__WHAT TO DO__: Please transcribe the data that follows without the pictures, keeping every word the same.

__DATASET ROWS__:
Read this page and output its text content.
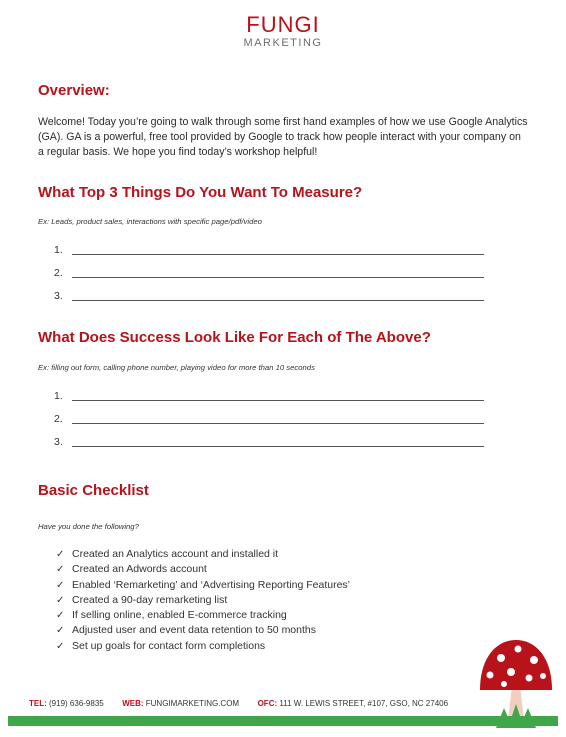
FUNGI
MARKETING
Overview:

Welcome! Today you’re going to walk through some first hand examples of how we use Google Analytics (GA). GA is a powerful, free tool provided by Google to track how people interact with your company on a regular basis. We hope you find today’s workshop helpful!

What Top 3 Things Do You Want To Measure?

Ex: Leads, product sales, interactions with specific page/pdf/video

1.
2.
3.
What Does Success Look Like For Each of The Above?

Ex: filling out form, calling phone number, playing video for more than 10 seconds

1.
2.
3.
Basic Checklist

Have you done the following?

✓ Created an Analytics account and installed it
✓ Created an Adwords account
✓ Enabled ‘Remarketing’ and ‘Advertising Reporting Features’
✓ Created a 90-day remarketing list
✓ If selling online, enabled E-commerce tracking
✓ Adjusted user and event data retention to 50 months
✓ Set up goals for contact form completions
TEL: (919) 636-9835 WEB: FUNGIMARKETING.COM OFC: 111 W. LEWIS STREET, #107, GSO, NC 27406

__ANSWER TO THE TASK__:
Read this page and output its text content.
FUNGI
MARKETING
Overview:

Welcome! Today you’re going to walk through some first hand examples of how we use Google Analytics (GA). GA is a powerful, free tool provided by Google to track how people interact with your company on a regular basis. We hope you find today’s workshop helpful!

What Top 3 Things Do You Want To Measure?

Ex: Leads, product sales, interactions with specific page/pdf/video

1.
2.
3.
What Does Success Look Like For Each of The Above?

Ex: filling out form, calling phone number, playing video for more than 10 seconds

1.
2.
3.
Basic Checklist

Have you done the following?

✓ Created an Analytics account and installed it
✓ Created an Adwords account
✓ Enabled ‘Remarketing’ and ‘Advertising Reporting Features’
✓ Created a 90-day remarketing list
✓ If selling online, enabled E-commerce tracking
✓ Adjusted user and event data retention to 50 months
✓ Set up goals for contact form completions
TEL: (919) 636-9835 WEB: FUNGIMARKETING.COM OFC: 111 W. LEWIS STREET, #107, GSO, NC 27406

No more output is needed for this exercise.